**Work request:** When you find the word "Zondag" in a line of the entries, please copy the whole line.

**Records for the task:**

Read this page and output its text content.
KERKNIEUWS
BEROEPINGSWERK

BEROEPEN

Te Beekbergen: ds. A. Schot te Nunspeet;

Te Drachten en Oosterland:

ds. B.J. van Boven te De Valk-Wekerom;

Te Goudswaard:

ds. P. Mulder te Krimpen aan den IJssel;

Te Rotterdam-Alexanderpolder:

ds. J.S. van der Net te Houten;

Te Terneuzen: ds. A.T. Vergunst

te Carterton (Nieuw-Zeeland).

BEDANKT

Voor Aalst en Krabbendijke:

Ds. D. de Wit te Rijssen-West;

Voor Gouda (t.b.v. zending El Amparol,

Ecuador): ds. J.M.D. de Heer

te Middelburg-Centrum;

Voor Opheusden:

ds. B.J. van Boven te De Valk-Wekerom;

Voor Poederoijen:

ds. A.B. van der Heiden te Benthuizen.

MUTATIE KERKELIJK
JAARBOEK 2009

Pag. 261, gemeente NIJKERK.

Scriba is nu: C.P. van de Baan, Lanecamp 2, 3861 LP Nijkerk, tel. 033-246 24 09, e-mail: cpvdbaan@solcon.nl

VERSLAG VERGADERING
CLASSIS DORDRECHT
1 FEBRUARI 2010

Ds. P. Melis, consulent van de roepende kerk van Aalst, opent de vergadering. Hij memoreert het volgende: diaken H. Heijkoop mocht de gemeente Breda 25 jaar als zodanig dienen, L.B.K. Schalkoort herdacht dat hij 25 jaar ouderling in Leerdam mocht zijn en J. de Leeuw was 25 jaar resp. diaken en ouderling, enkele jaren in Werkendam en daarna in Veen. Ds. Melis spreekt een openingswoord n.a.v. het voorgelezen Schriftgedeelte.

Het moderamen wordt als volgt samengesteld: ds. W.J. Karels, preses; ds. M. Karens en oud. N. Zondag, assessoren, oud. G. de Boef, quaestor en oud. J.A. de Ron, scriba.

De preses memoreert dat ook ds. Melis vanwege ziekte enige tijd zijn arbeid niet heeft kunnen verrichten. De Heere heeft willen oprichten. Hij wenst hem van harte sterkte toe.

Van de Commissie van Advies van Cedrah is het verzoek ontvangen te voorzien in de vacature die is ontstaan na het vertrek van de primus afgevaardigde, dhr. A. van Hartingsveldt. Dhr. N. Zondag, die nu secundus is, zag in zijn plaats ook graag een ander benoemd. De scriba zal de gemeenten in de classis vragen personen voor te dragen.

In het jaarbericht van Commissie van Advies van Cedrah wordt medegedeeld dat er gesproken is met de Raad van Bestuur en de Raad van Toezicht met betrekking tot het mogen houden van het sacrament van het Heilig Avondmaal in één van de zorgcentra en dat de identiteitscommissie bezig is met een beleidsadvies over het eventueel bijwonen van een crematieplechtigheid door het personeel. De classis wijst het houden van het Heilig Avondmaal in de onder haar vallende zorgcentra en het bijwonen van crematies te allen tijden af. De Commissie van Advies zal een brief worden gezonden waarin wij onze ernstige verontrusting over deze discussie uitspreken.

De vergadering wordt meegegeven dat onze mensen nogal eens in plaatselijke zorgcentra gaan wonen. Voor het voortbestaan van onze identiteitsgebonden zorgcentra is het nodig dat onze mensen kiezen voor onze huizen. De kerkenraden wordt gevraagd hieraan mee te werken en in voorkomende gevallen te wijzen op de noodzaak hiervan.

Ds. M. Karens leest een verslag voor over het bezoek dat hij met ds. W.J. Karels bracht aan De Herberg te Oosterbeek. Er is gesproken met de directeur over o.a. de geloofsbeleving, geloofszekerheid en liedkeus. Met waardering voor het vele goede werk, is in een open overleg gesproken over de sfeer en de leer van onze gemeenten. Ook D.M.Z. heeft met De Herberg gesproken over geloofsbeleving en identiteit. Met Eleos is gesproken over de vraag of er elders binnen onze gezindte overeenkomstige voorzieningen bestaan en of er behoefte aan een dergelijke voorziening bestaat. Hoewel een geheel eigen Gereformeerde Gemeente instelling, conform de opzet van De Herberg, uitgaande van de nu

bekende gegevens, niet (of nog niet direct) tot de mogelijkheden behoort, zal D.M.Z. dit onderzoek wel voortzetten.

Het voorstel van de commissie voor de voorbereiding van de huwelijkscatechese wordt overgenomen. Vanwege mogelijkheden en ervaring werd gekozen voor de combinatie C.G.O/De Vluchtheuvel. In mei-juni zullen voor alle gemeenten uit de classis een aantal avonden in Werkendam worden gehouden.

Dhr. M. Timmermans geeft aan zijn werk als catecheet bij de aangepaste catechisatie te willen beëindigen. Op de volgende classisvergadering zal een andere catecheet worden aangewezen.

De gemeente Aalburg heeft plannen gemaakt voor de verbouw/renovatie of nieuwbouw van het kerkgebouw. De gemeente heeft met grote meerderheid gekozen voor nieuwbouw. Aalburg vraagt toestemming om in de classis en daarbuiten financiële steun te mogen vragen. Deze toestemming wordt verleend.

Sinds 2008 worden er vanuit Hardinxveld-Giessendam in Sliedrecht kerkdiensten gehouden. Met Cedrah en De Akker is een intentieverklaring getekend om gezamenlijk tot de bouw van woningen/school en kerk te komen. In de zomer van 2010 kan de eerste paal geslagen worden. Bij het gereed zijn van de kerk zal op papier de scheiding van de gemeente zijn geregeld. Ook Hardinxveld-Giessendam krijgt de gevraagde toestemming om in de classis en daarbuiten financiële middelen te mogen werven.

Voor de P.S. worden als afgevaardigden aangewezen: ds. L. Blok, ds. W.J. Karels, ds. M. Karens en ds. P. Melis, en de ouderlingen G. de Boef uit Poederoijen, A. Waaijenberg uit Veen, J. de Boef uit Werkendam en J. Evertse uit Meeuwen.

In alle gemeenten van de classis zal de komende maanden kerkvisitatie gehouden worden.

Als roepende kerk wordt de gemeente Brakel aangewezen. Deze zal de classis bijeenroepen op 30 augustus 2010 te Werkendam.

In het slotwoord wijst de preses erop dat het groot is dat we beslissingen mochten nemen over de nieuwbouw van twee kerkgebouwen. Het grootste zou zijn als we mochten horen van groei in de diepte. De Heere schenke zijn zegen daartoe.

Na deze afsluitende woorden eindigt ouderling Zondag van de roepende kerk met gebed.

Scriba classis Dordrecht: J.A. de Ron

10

**Solved exercise:**
Het moderamen wordt als volgt samengesteld: ds. W.J. Karels, preses; ds. M. Karens en oud. N. Zondag, assessoren, oud. G. de Boef, quaestor en oud. J.A. de Ron, scriba.
Van de Commissie van Advies van Cedrah is het verzoek ontvangen te voorzien in de vacature die is ontstaan na het vertrek van de primus afgevaardigde, dhr. A. van Hartingsveldt. Dhr. N. Zondag, die nu secundus is, zag in zijn plaats ook graag een ander benoemd. De scriba zal de gemeenten in de classis vragen personen voor te dragen.
Na deze afsluitende woorden eindigt ouderling Zondag van de roepende kerk met gebed.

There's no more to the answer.